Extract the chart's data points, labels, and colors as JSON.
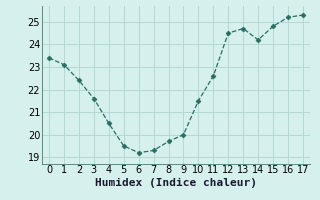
{
  "x": [
    0,
    1,
    2,
    3,
    4,
    5,
    6,
    7,
    8,
    9,
    10,
    11,
    12,
    13,
    14,
    15,
    16,
    17
  ],
  "y": [
    23.4,
    23.1,
    22.4,
    21.6,
    20.5,
    19.5,
    19.2,
    19.3,
    19.7,
    20.0,
    21.5,
    22.6,
    24.5,
    24.7,
    24.2,
    24.8,
    25.2,
    25.3
  ],
  "line_color": "#2a6e63",
  "marker": "D",
  "marker_size": 2.5,
  "bg_color": "#d6f0ee",
  "grid_color": "#b0d4d0",
  "xlabel": "Humidex (Indice chaleur)",
  "xlabel_fontsize": 8,
  "tick_fontsize": 7,
  "ylim": [
    18.7,
    25.7
  ],
  "xlim": [
    -0.5,
    17.5
  ],
  "yticks": [
    19,
    20,
    21,
    22,
    23,
    24,
    25
  ],
  "xticks": [
    0,
    1,
    2,
    3,
    4,
    5,
    6,
    7,
    8,
    9,
    10,
    11,
    12,
    13,
    14,
    15,
    16,
    17
  ]
}
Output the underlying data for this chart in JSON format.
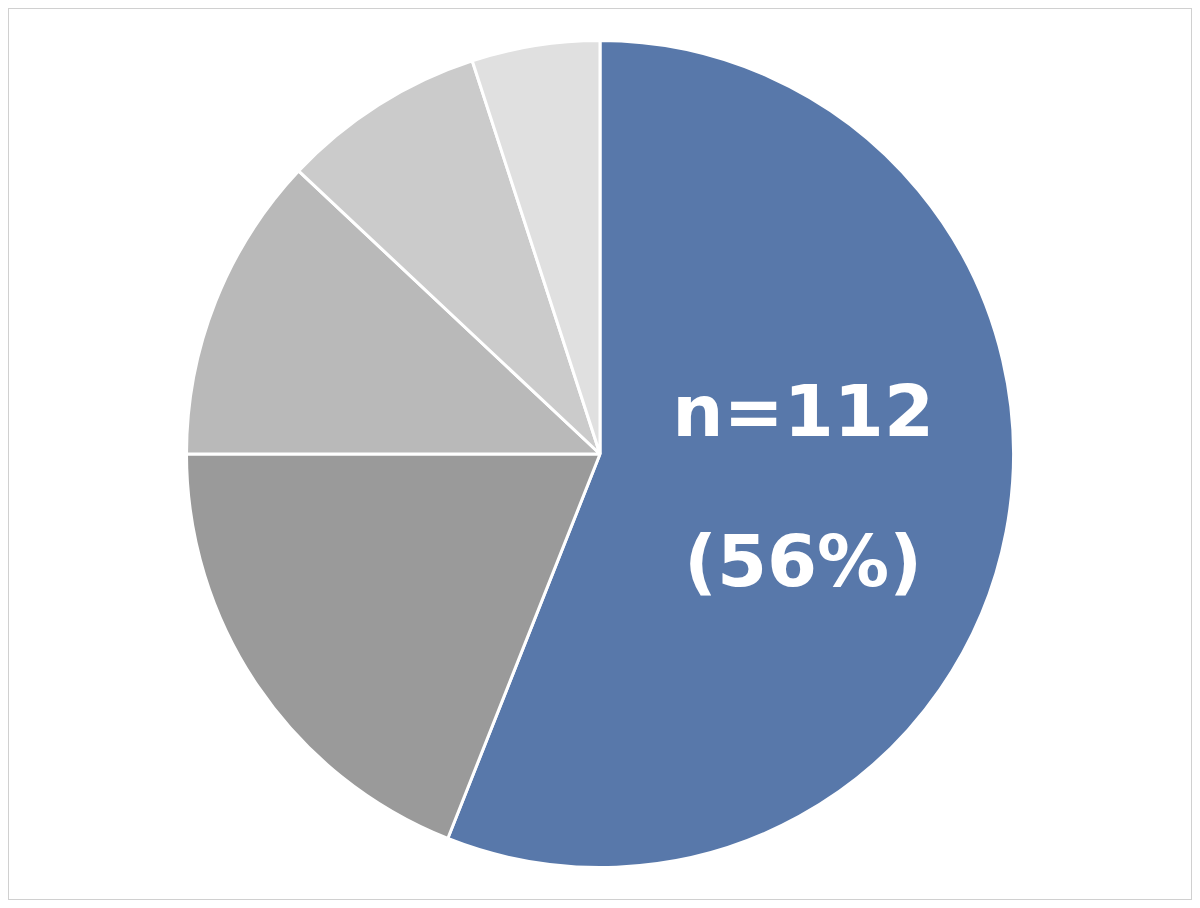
{
  "chart_data": {
    "type": "pie",
    "categories": [
      null,
      null,
      null,
      null,
      null
    ],
    "values": [
      56,
      19,
      12,
      8,
      5
    ],
    "colors": [
      "#5878aa",
      "#9a9a9a",
      "#b9b9b9",
      "#cbcbcb",
      "#e0e0e0"
    ],
    "value_labels": [
      "n=112\n(56%)",
      null,
      null,
      null,
      null
    ],
    "legend": false
  }
}
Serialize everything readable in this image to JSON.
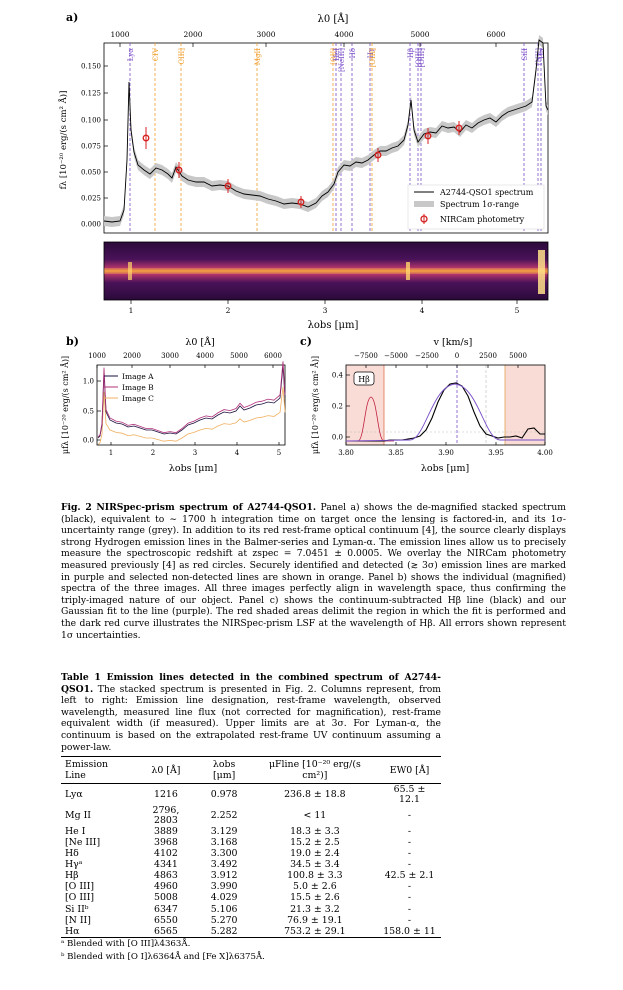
{
  "panel_a": {
    "label": "a)",
    "top_axis_label": "λ0 [Å]",
    "top_ticks": [
      "1000",
      "2000",
      "3000",
      "4000",
      "5000",
      "6000"
    ],
    "bottom_axis_label": "λobs [μm]",
    "bottom_ticks": [
      "1",
      "2",
      "3",
      "4",
      "5"
    ],
    "y_label": "fλ [10⁻²⁰ erg/(s cm² Å)]",
    "y_ticks": [
      "0.000",
      "0.025",
      "0.050",
      "0.075",
      "0.100",
      "0.125",
      "0.150"
    ],
    "lines_detected": [
      "Lyα",
      "Hδ",
      "Hγ",
      "Hβ",
      "[OIII]",
      "SiII",
      "[NII]",
      "Hα",
      "HeI",
      "[NeIII]"
    ],
    "lines_nondetected": [
      "CIV",
      "CIII]",
      "MgII",
      "[OII]",
      "[OIII]"
    ],
    "legend": [
      "A2744-QSO1 spectrum",
      "Spectrum 1σ-range",
      "NIRCam photometry"
    ]
  },
  "panel_b": {
    "label": "b)",
    "top_axis_label": "λ0 [Å]",
    "top_ticks": [
      "1000",
      "2000",
      "3000",
      "4000",
      "5000",
      "6000"
    ],
    "bottom_axis_label": "λobs [μm]",
    "bottom_ticks": [
      "1",
      "2",
      "3",
      "4",
      "5"
    ],
    "y_label": "μfλ [10⁻²⁰ erg/(s cm² Å)]",
    "y_ticks": [
      "0.0",
      "0.5",
      "1.0"
    ],
    "legend": [
      "Image A",
      "Image B",
      "Image C"
    ]
  },
  "panel_c": {
    "label": "c)",
    "top_axis_label": "v [km/s]",
    "top_ticks": [
      "−7500",
      "−5000",
      "−2500",
      "0",
      "2500",
      "5000"
    ],
    "bottom_axis_label": "λobs [μm]",
    "bottom_ticks": [
      "3.80",
      "3.85",
      "3.90",
      "3.95",
      "4.00"
    ],
    "y_label": "μfλ [10⁻²⁰ erg/(s cm² Å)]",
    "y_ticks": [
      "0.0",
      "0.2",
      "0.4"
    ],
    "tag": "Hβ"
  },
  "figure_caption": {
    "title": "Fig. 2 NIRSpec-prism spectrum of A2744-QSO1.",
    "text": "Panel a) shows the de-magnified stacked spectrum (black), equivalent to ∼ 1700 h integration time on target once the lensing is factored-in, and its 1σ-uncertainty range (grey). In addition to its red rest-frame optical continuum [4], the source clearly displays strong Hydrogen emission lines in the Balmer-series and Lyman-α. The emission lines allow us to precisely measure the spectroscopic redshift at zspec = 7.0451 ± 0.0005. We overlay the NIRCam photometry measured previously [4] as red circles. Securely identified and detected (≳ 3σ) emission lines are marked in purple and selected non-detected lines are shown in orange. Panel b) shows the individual (magnified) spectra of the three images. All three images perfectly align in wavelength space, thus confirming the triply-imaged nature of our object. Panel c) shows the continuum-subtracted Hβ line (black) and our Gaussian fit to the line (purple). The red shaded areas delimit the region in which the fit is performed and the dark red curve illustrates the NIRSpec-prism LSF at the wavelength of Hβ. All errors shown represent 1σ uncertainties."
  },
  "table_caption": {
    "title": "Table 1 Emission lines detected in the combined spectrum of A2744-QSO1.",
    "text": "The stacked spectrum is presented in Fig. 2. Columns represent, from left to right: Emission line designation, rest-frame wavelength, observed wavelength, measured line flux (not corrected for magnification), rest-frame equivalent width (if measured). Upper limits are at 3σ. For Lyman-α, the continuum is based on the extrapolated rest-frame UV continuum assuming a power-law."
  },
  "table": {
    "headers": [
      "Emission Line",
      "λ0 [Å]",
      "λobs [μm]",
      "μFline [10⁻²⁰ erg/(s cm²)]",
      "EW0 [Å]"
    ],
    "rows": [
      [
        "Lyα",
        "1216",
        "0.978",
        "236.8 ± 18.8",
        "65.5 ± 12.1"
      ],
      [
        "Mg II",
        "2796, 2803",
        "2.252",
        "< 11",
        "-"
      ],
      [
        "He I",
        "3889",
        "3.129",
        "18.3 ± 3.3",
        "-"
      ],
      [
        "[Ne III]",
        "3968",
        "3.168",
        "15.2 ± 2.5",
        "-"
      ],
      [
        "Hδ",
        "4102",
        "3.300",
        "19.0 ± 2.4",
        "-"
      ],
      [
        "Hγᵃ",
        "4341",
        "3.492",
        "34.5 ± 3.4",
        "-"
      ],
      [
        "Hβ",
        "4863",
        "3.912",
        "100.8 ± 3.3",
        "42.5 ± 2.1"
      ],
      [
        "[O III]",
        "4960",
        "3.990",
        "5.0 ± 2.6",
        "-"
      ],
      [
        "[O III]",
        "5008",
        "4.029",
        "15.5 ± 2.6",
        "-"
      ],
      [
        "Si IIᵇ",
        "6347",
        "5.106",
        "21.3 ± 3.2",
        "-"
      ],
      [
        "[N II]",
        "6550",
        "5.270",
        "76.9 ± 19.1",
        "-"
      ],
      [
        "Hα",
        "6565",
        "5.282",
        "753.2 ± 29.1",
        "158.0 ± 11"
      ]
    ]
  },
  "footnotes": [
    "ᵃ Blended with [O III]λ4363Å.",
    "ᵇ Blended with [O I]λ6364Å and [Fe X]λ6375Å."
  ],
  "colors": {
    "detected": "#7b4fc9",
    "nondetected": "#f0a030",
    "photometry": "#d62020",
    "shade": "#f9dcd6"
  }
}
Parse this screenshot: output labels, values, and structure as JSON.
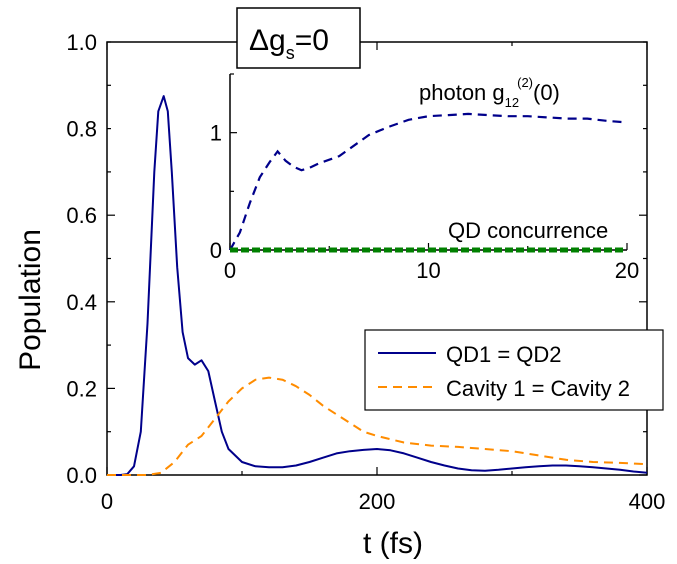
{
  "chart_data": [
    {
      "type": "line",
      "xlabel": "t (fs)",
      "ylabel": "Population",
      "xlim": [
        0,
        400
      ],
      "ylim": [
        0,
        1.0
      ],
      "x_ticks": [
        "0",
        "200",
        "400"
      ],
      "x_tick_values": [
        0,
        200,
        400
      ],
      "y_ticks": [
        "0.0",
        "0.2",
        "0.4",
        "0.6",
        "0.8",
        "1.0"
      ],
      "y_tick_values": [
        0,
        0.2,
        0.4,
        0.6,
        0.8,
        1.0
      ],
      "grid": false,
      "legend_placement": "center-right",
      "series": [
        {
          "name": "QD1 = QD2",
          "color": "#00008b",
          "style": "solid",
          "x": [
            0,
            10,
            15,
            20,
            25,
            30,
            35,
            38,
            42,
            45,
            48,
            52,
            56,
            60,
            65,
            70,
            75,
            80,
            85,
            90,
            100,
            110,
            120,
            130,
            140,
            150,
            160,
            170,
            180,
            190,
            200,
            210,
            220,
            230,
            240,
            250,
            260,
            270,
            280,
            290,
            300,
            310,
            320,
            330,
            340,
            350,
            360,
            370,
            380,
            390,
            400
          ],
          "y": [
            0,
            0,
            0.002,
            0.02,
            0.1,
            0.35,
            0.7,
            0.84,
            0.875,
            0.84,
            0.7,
            0.48,
            0.33,
            0.27,
            0.255,
            0.265,
            0.24,
            0.17,
            0.1,
            0.06,
            0.03,
            0.02,
            0.018,
            0.018,
            0.022,
            0.03,
            0.04,
            0.05,
            0.055,
            0.058,
            0.06,
            0.057,
            0.05,
            0.04,
            0.03,
            0.022,
            0.015,
            0.011,
            0.01,
            0.012,
            0.015,
            0.018,
            0.02,
            0.022,
            0.022,
            0.02,
            0.018,
            0.015,
            0.012,
            0.008,
            0.005
          ]
        },
        {
          "name": "Cavity 1 = Cavity 2",
          "color": "#ff8c00",
          "style": "dashed",
          "x": [
            0,
            30,
            40,
            50,
            60,
            70,
            80,
            90,
            100,
            110,
            120,
            130,
            140,
            150,
            160,
            170,
            180,
            190,
            200,
            220,
            240,
            260,
            280,
            300,
            320,
            340,
            360,
            380,
            400
          ],
          "y": [
            0,
            0,
            0.005,
            0.03,
            0.07,
            0.09,
            0.13,
            0.17,
            0.2,
            0.22,
            0.225,
            0.22,
            0.205,
            0.185,
            0.16,
            0.14,
            0.12,
            0.1,
            0.09,
            0.075,
            0.068,
            0.065,
            0.06,
            0.055,
            0.045,
            0.035,
            0.03,
            0.028,
            0.025
          ]
        }
      ]
    },
    {
      "type": "line",
      "title": "",
      "xlim": [
        0,
        20
      ],
      "ylim": [
        0,
        1.5
      ],
      "x_ticks": [
        "0",
        "10",
        "20"
      ],
      "x_tick_values": [
        0,
        10,
        20
      ],
      "y_ticks": [
        "0",
        "1"
      ],
      "y_tick_values": [
        0,
        1
      ],
      "grid": false,
      "series": [
        {
          "name": "photon g12(2)(0)",
          "color": "#00008b",
          "style": "dashed",
          "x": [
            0,
            0.5,
            1,
            1.5,
            2,
            2.4,
            2.8,
            3.2,
            3.6,
            4,
            4.5,
            5,
            5.5,
            6,
            7,
            8,
            9,
            10,
            11,
            12,
            13,
            14,
            15,
            16,
            17,
            18,
            19,
            19.8
          ],
          "y": [
            0,
            0.15,
            0.4,
            0.62,
            0.75,
            0.84,
            0.76,
            0.71,
            0.68,
            0.7,
            0.74,
            0.77,
            0.8,
            0.86,
            0.98,
            1.05,
            1.11,
            1.14,
            1.15,
            1.16,
            1.15,
            1.14,
            1.14,
            1.13,
            1.12,
            1.12,
            1.1,
            1.09
          ]
        },
        {
          "name": "QD concurrence",
          "color": "#008000",
          "style": "dashed",
          "x": [
            0,
            19.8
          ],
          "y": [
            0,
            0
          ]
        }
      ]
    }
  ],
  "labels": {
    "inset_title_delta": "Δg",
    "inset_title_sub": "s",
    "inset_title_rest": "=0",
    "photon_main": "photon g",
    "photon_sub": "12",
    "photon_sup": "(2)",
    "photon_tail": "(0)",
    "concurrence": "QD concurrence"
  }
}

※

WHAT TO WORK ON:
Go through the listing above and list every line that has the word "continuum".

RESPONSE:
    "text": "Panel a) shows the de-magnified stacked spectrum (black), equivalent to ∼ 1700 h integration time on target once the lensing is factored-in, and its 1σ-uncertainty range (grey). In addition to its red rest-frame optical continuum [4], the source clearly displays strong Hydrogen emission lines in the Balmer-series and Lyman-α. The emission lines allow us to precisely measure the spectroscopic redshift at zspec = 7.0451 ± 0.0005. We overlay the NIRCam photometry measured previously [4] as red circles. Securely identified and detected (≳ 3σ) emission lines are marked in purple and selected non-detected lines are shown in orange. Panel b) shows the individual (magnified) spectra of the three images. All three images perfectly align in wavelength space, thus confirming the triply-imaged nature of our object. Panel c) shows the continuum-subtracted Hβ line (black) and our Gaussian fit to the line (purple). The red shaded areas delimit the region in which the fit is performed and the dark red curve illustrates the NIRSpec-prism LSF at the wavelength of Hβ. All errors shown represent 1σ uncertainties."
    "text": "The stacked spectrum is presented in Fig. 2. Columns represent, from left to right: Emission line designation, rest-frame wavelength, observed wavelength, measured line flux (not corrected for magnification), rest-frame equivalent width (if measured). Upper limits are at 3σ. For Lyman-α, the continuum is based on the extrapolated rest-frame UV continuum assuming a power-law."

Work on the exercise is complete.